··· Records for the task ···
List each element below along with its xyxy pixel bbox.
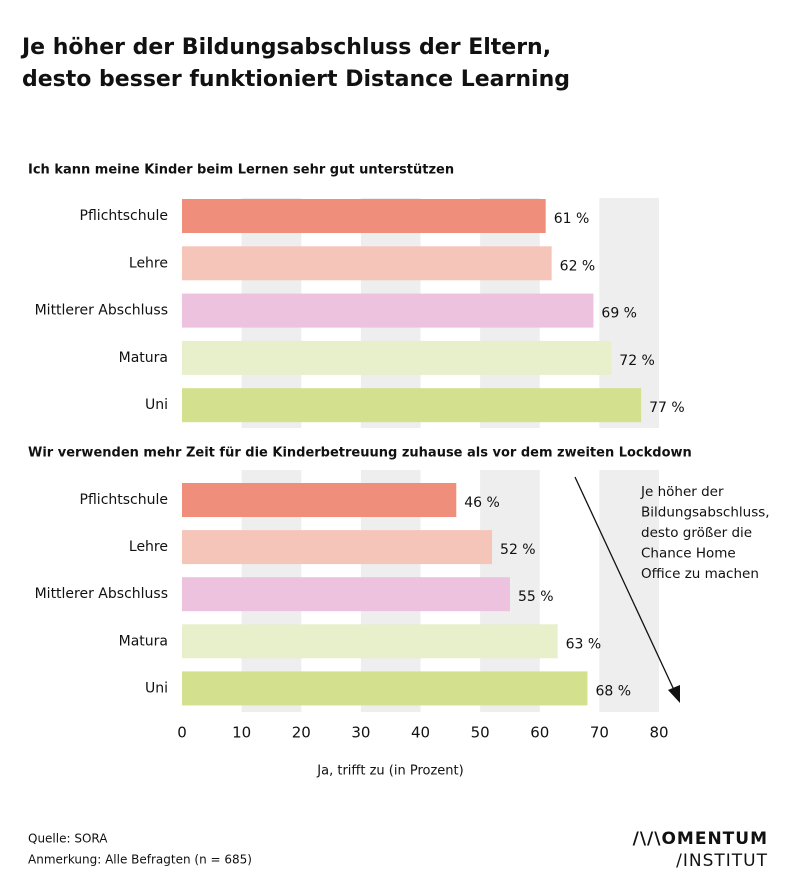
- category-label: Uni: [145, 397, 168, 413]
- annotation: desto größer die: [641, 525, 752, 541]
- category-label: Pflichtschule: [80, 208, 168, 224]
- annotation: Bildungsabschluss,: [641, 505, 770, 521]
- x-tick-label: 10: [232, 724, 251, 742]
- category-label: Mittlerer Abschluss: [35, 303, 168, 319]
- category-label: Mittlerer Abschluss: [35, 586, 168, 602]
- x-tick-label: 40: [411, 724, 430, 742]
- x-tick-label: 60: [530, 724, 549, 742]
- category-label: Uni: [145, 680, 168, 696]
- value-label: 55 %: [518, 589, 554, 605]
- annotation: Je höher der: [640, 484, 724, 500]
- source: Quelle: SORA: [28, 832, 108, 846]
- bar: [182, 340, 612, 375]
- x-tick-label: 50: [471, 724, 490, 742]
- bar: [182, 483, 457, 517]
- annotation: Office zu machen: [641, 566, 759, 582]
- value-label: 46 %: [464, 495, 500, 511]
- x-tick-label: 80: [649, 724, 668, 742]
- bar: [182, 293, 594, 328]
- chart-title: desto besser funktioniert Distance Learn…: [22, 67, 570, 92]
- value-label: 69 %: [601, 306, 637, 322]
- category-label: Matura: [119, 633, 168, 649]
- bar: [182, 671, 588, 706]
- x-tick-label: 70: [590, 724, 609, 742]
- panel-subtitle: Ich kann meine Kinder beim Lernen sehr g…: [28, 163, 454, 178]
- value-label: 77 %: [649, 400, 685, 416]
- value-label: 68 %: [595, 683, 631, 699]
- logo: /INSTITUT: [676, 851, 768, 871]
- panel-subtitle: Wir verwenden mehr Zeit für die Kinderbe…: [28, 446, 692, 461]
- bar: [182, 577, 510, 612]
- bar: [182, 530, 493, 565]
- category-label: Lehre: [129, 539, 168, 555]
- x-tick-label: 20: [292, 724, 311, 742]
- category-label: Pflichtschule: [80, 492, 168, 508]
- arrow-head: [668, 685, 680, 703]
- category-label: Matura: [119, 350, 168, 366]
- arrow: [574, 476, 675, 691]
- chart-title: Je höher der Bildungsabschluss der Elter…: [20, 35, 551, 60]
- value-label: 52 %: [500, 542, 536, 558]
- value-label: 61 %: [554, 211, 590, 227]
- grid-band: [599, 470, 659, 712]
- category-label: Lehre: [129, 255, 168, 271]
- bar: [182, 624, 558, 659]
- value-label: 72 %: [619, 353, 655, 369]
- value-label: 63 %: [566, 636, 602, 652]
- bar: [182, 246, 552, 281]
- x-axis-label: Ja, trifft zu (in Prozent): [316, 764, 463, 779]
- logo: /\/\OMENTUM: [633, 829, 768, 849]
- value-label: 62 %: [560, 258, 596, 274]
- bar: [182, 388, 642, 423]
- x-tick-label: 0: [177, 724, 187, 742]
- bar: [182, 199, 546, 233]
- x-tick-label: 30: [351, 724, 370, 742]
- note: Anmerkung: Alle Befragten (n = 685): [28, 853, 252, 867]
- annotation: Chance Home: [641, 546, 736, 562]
···
**Directive:**
Edit the entries above so that each "category-label" reads "row-label" and nothing else changes. Leave the pictures out of the result.

**Finished answer:**
List each element below along with its xyxy pixel bbox.
- row-label: Uni: [145, 397, 168, 413]
- annotation: desto größer die: [641, 525, 752, 541]
- row-label: Pflichtschule: [80, 208, 168, 224]
- annotation: Bildungsabschluss,: [641, 505, 770, 521]
- x-tick-label: 10: [232, 724, 251, 742]
- row-label: Mittlerer Abschluss: [35, 303, 168, 319]
- row-label: Mittlerer Abschluss: [35, 586, 168, 602]
- x-tick-label: 40: [411, 724, 430, 742]
- x-tick-label: 60: [530, 724, 549, 742]
- row-label: Uni: [145, 680, 168, 696]
- value-label: 55 %: [518, 589, 554, 605]
- annotation: Je höher der: [640, 484, 724, 500]
- source: Quelle: SORA: [28, 832, 108, 846]
- bar: [182, 340, 612, 375]
- x-tick-label: 50: [471, 724, 490, 742]
- bar: [182, 483, 457, 517]
- annotation: Office zu machen: [641, 566, 759, 582]
- value-label: 46 %: [464, 495, 500, 511]
- x-tick-label: 80: [649, 724, 668, 742]
- bar: [182, 293, 594, 328]
- chart-title: desto besser funktioniert Distance Learn…: [22, 67, 570, 92]
- value-label: 69 %: [601, 306, 637, 322]
- row-label: Matura: [119, 633, 168, 649]
- bar: [182, 671, 588, 706]
- x-tick-label: 70: [590, 724, 609, 742]
- panel-subtitle: Ich kann meine Kinder beim Lernen sehr g…: [28, 163, 454, 178]
- value-label: 77 %: [649, 400, 685, 416]
- value-label: 68 %: [595, 683, 631, 699]
- logo: /INSTITUT: [676, 851, 768, 871]
- panel-subtitle: Wir verwenden mehr Zeit für die Kinderbe…: [28, 446, 692, 461]
- bar: [182, 577, 510, 612]
- bar: [182, 530, 493, 565]
- row-label: Lehre: [129, 539, 168, 555]
- x-tick-label: 20: [292, 724, 311, 742]
- row-label: Pflichtschule: [80, 492, 168, 508]
- arrow-head: [668, 685, 680, 703]
- row-label: Matura: [119, 350, 168, 366]
- arrow: [574, 476, 675, 691]
- chart-title: Je höher der Bildungsabschluss der Elter…: [20, 35, 551, 60]
- value-label: 52 %: [500, 542, 536, 558]
- value-label: 61 %: [554, 211, 590, 227]
- grid-band: [599, 470, 659, 712]
- row-label: Lehre: [129, 255, 168, 271]
- bar: [182, 624, 558, 659]
- value-label: 72 %: [619, 353, 655, 369]
- value-label: 63 %: [566, 636, 602, 652]
- bar: [182, 246, 552, 281]
- x-axis-label: Ja, trifft zu (in Prozent): [316, 764, 463, 779]
- logo: /\/\OMENTUM: [633, 829, 768, 849]
- value-label: 62 %: [560, 258, 596, 274]
- bar: [182, 388, 642, 423]
- x-tick-label: 0: [177, 724, 187, 742]
- bar: [182, 199, 546, 233]
- x-tick-label: 30: [351, 724, 370, 742]
- note: Anmerkung: Alle Befragten (n = 685): [28, 853, 252, 867]
- annotation: Chance Home: [641, 546, 736, 562]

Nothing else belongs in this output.